Required task
List each line of the data that holds the word "entire".

Given records
☆ ☆ ☆
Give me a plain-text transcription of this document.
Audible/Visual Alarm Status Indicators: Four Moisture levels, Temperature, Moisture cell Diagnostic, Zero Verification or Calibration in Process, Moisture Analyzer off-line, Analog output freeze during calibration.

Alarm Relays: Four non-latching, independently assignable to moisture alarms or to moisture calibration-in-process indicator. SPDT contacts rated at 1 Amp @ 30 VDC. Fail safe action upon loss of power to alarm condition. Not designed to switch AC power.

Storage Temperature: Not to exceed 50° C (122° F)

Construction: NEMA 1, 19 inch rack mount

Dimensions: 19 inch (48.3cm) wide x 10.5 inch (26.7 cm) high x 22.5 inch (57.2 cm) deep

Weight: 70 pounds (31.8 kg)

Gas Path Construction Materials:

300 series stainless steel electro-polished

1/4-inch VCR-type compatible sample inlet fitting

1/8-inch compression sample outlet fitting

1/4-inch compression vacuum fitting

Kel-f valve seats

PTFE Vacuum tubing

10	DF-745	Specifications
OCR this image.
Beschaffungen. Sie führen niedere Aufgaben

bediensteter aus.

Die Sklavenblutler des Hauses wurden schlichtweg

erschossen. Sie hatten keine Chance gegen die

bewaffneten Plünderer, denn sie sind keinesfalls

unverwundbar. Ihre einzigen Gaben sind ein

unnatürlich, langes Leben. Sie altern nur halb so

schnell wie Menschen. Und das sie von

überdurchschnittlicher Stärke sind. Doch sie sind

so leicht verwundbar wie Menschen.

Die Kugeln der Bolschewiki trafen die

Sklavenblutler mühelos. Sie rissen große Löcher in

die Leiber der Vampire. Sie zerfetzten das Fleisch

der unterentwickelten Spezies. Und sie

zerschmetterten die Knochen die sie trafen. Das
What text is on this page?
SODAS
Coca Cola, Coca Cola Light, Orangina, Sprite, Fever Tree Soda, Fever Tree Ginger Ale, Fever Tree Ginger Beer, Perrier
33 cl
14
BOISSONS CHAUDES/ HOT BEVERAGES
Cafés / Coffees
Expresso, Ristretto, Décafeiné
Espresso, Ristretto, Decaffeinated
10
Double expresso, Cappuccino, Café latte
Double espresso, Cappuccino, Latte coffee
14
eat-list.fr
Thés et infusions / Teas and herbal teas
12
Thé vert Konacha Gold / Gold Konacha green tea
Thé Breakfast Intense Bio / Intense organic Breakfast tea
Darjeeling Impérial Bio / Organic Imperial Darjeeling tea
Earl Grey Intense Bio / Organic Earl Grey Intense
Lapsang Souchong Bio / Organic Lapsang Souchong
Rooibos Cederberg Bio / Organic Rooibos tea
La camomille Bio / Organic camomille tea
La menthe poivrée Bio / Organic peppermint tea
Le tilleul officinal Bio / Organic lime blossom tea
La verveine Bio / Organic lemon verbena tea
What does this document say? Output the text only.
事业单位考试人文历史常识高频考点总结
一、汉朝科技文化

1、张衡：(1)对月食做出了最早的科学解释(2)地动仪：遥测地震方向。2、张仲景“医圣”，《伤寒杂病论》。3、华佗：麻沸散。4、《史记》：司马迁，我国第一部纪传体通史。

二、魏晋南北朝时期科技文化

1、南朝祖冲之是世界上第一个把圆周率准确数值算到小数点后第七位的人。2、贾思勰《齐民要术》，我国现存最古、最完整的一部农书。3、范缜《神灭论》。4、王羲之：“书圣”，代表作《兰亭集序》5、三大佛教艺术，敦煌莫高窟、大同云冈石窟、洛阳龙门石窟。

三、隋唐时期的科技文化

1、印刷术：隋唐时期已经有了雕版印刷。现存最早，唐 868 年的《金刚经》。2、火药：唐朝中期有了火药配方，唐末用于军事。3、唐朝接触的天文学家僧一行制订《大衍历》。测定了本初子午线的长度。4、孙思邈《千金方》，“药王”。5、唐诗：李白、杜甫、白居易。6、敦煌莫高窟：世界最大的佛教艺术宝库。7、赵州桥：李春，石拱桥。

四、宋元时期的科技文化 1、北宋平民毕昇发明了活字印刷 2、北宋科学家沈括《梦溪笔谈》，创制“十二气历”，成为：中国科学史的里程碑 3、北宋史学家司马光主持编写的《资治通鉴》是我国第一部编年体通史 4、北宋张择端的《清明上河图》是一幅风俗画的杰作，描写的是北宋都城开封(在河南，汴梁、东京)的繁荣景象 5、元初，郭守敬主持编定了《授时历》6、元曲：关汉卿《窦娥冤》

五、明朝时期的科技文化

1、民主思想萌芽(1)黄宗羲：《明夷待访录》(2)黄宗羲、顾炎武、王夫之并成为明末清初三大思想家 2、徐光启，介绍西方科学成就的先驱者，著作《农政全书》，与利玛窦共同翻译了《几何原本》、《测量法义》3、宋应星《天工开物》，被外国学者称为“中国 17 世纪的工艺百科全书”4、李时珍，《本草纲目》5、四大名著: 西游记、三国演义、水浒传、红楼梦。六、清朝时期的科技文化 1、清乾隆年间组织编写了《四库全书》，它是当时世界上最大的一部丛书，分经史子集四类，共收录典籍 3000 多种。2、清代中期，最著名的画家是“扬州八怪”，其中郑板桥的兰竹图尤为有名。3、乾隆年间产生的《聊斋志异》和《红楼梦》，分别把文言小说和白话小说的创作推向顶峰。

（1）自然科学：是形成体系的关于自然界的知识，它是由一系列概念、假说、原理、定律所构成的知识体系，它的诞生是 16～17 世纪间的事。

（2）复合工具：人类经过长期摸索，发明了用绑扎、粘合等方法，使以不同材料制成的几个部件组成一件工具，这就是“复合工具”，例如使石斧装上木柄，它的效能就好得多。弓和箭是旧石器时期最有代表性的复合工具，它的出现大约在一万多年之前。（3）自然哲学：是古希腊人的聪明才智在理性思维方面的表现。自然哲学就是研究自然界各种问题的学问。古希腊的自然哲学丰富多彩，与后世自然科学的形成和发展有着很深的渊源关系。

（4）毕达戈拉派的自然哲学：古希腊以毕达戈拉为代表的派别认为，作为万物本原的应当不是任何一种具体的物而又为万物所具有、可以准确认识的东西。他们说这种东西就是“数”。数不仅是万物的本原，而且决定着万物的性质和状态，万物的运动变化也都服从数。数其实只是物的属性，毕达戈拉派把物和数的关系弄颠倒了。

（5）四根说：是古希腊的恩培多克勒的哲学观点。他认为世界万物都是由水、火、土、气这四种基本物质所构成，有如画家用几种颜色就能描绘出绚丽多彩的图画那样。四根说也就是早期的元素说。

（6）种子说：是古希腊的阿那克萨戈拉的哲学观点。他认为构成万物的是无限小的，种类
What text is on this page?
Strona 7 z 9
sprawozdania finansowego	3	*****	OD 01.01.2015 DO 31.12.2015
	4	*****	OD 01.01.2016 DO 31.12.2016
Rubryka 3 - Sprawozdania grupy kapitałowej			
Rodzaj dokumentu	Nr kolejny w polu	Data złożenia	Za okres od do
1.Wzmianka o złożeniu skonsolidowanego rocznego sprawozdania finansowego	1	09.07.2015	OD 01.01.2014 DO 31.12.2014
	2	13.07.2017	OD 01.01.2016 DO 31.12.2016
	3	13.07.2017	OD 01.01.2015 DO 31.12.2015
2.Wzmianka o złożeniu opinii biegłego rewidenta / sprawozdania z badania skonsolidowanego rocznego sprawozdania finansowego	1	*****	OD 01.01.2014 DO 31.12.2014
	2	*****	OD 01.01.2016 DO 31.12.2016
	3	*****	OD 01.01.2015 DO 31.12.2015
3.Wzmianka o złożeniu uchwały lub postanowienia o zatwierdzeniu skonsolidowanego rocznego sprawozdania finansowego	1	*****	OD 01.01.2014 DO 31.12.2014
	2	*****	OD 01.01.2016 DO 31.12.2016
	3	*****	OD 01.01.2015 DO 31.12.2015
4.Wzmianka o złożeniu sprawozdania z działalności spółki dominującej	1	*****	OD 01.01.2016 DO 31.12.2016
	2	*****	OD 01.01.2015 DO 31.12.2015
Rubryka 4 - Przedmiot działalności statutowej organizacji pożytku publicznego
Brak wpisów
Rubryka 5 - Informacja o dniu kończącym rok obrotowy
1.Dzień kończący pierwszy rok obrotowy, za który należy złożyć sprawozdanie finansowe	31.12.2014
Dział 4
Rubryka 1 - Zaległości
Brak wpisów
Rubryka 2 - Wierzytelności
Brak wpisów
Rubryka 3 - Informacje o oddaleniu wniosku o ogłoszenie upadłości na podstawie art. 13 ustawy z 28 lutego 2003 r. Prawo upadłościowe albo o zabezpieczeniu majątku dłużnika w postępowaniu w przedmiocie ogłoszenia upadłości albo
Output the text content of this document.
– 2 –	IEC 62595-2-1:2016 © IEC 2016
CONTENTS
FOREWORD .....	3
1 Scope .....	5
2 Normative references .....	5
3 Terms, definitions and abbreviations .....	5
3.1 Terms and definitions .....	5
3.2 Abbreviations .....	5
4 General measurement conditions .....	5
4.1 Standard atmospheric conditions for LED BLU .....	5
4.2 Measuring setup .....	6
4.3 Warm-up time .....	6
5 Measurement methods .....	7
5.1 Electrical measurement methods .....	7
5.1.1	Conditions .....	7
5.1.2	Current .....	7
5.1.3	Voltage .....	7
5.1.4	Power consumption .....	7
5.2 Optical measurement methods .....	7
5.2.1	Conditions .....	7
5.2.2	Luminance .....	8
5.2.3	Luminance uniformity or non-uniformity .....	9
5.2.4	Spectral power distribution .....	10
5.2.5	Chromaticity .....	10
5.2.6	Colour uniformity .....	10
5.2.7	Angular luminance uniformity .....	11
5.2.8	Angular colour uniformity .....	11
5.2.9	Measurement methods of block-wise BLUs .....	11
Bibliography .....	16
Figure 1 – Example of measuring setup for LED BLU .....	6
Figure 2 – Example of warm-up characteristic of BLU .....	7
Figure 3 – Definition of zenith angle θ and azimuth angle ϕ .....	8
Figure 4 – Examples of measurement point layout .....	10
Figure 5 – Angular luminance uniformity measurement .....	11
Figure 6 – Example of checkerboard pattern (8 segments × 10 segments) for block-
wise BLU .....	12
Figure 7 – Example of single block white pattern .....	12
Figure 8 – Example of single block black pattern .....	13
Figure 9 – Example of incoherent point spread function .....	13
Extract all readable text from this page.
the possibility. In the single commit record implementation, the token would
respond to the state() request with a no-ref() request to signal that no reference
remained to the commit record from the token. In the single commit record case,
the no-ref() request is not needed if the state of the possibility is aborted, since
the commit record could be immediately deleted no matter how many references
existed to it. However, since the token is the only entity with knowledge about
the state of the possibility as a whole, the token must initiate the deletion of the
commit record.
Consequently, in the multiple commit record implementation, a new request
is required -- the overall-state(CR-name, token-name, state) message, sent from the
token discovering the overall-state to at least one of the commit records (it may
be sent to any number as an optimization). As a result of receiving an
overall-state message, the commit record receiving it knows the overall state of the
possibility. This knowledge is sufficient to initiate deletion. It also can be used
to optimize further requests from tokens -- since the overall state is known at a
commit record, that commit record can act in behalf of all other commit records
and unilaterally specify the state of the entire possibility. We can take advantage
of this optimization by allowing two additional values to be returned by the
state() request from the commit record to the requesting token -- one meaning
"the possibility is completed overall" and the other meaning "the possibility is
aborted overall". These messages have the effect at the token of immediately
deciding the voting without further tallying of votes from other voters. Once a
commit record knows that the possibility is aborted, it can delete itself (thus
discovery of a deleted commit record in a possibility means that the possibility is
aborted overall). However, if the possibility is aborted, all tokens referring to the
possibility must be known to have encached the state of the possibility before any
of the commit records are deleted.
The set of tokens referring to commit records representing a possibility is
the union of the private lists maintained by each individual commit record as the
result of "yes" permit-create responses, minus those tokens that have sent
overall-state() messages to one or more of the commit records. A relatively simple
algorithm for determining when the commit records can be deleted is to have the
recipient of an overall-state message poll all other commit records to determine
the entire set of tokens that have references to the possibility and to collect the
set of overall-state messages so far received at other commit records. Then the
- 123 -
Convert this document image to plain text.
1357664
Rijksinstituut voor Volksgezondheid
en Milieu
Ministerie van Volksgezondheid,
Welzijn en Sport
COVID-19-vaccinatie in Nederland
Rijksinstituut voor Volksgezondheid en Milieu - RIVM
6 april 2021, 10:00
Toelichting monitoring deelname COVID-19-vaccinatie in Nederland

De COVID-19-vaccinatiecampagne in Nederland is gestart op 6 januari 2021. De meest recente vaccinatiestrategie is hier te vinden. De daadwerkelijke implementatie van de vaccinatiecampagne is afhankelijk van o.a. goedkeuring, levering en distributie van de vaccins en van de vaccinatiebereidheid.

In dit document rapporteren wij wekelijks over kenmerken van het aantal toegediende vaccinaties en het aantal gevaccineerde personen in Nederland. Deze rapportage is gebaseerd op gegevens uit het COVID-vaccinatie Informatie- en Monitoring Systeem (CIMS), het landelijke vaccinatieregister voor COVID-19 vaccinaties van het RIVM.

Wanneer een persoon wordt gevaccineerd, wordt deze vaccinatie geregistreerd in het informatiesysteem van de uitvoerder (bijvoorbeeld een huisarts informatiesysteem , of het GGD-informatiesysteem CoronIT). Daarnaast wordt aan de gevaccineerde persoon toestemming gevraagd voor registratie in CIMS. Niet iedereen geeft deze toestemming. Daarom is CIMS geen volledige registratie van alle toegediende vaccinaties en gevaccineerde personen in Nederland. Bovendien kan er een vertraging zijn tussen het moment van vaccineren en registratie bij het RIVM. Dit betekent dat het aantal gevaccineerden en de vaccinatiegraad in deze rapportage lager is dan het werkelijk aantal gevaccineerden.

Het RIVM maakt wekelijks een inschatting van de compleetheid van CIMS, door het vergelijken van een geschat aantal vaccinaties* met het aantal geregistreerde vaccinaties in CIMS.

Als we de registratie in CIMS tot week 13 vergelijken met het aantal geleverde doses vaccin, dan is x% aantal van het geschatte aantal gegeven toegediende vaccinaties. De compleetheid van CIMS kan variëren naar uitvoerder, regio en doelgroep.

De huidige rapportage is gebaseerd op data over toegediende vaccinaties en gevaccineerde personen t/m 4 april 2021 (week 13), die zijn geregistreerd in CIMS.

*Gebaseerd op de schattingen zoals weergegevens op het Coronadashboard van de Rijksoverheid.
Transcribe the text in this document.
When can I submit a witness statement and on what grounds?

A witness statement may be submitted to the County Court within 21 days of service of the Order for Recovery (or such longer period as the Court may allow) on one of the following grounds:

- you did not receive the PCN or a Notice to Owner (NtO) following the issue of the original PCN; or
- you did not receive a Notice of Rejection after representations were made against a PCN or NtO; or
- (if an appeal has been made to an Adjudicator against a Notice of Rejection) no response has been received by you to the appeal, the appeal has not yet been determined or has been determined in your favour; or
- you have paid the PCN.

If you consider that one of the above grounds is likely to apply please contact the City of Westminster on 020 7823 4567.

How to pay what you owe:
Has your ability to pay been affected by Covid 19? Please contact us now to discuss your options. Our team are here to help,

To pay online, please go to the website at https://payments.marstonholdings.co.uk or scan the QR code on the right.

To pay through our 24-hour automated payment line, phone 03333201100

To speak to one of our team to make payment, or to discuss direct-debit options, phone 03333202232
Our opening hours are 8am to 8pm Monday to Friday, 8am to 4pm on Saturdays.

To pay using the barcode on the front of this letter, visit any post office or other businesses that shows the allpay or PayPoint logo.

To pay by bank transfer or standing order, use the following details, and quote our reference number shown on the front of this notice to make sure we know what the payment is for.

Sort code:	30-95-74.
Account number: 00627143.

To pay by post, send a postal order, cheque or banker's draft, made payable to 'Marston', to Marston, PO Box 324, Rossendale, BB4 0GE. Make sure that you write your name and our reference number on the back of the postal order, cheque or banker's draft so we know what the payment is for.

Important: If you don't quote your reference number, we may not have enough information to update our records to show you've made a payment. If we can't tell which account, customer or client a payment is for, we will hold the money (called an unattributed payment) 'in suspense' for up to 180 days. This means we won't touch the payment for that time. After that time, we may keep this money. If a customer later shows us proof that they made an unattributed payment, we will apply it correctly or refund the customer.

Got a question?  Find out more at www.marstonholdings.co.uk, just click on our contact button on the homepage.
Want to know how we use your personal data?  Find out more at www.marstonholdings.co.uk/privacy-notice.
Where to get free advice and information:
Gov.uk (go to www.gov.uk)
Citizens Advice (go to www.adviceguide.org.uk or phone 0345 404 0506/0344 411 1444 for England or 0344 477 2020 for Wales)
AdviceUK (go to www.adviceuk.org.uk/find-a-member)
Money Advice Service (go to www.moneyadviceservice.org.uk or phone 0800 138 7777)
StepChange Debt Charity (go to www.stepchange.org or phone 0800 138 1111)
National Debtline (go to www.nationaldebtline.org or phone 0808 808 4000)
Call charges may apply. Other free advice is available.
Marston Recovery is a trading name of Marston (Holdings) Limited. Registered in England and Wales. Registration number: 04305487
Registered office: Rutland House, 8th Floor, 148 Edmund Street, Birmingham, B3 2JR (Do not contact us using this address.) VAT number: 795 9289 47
☆ ☆ ☆
Answer to this task
and unilaterally specify the state of the entire possibility. We can take advantage
the entire set of tokens that have references to the possibility and to collect the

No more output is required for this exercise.